*SET PROBLEM*:
Retype each record shown below, leaving every character as it is.

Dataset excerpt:
================================
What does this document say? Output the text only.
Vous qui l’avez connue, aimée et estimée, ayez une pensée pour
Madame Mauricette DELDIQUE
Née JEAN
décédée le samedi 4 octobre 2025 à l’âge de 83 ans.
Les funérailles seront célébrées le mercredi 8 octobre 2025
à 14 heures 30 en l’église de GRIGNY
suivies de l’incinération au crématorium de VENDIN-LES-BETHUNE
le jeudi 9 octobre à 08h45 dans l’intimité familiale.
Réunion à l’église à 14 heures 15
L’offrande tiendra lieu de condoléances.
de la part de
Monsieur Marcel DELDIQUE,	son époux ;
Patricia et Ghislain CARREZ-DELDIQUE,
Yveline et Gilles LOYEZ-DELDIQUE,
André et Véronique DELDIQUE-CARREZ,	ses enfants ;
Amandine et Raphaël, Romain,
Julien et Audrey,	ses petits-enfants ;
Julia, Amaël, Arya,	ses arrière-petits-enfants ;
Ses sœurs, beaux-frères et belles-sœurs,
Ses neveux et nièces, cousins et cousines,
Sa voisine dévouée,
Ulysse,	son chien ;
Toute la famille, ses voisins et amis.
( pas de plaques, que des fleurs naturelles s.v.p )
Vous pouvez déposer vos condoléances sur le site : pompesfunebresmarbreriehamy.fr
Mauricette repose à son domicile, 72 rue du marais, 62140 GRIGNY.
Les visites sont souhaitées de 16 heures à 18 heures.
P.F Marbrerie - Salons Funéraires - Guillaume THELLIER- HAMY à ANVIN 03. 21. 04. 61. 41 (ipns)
================================
*FINAL RESULT*:
What does this document say? Output the text only.
Vous qui l’avez connue, aimée et estimée, ayez une pensée pour
Madame Mauricette DELDIQUE
Née JEAN
décédée le samedi 4 octobre 2025 à l’âge de 83 ans.
Les funérailles seront célébrées le mercredi 8 octobre 2025
à 14 heures 30 en l’église de GRIGNY
suivies de l’incinération au crématorium de VENDIN-LES-BETHUNE
le jeudi 9 octobre à 08h45 dans l’intimité familiale.
Réunion à l’église à 14 heures 15
L’offrande tiendra lieu de condoléances.
de la part de
Monsieur Marcel DELDIQUE,	son époux ;
Patricia et Ghislain CARREZ-DELDIQUE,
Yveline et Gilles LOYEZ-DELDIQUE,
André et Véronique DELDIQUE-CARREZ,	ses enfants ;
Amandine et Raphaël, Romain,
Julien et Audrey,	ses petits-enfants ;
Julia, Amaël, Arya,	ses arrière-petits-enfants ;
Ses sœurs, beaux-frères et belles-sœurs,
Ses neveux et nièces, cousins et cousines,
Sa voisine dévouée,
Ulysse,	son chien ;
Toute la famille, ses voisins et amis.
( pas de plaques, que des fleurs naturelles s.v.p )
Vous pouvez déposer vos condoléances sur le site : pompesfunebresmarbreriehamy.fr
Mauricette repose à son domicile, 72 rue du marais, 62140 GRIGNY.
Les visites sont souhaitées de 16 heures à 18 heures.
P.F Marbrerie - Salons Funéraires - Guillaume THELLIER- HAMY à ANVIN 03. 21. 04. 61. 41 (ipns)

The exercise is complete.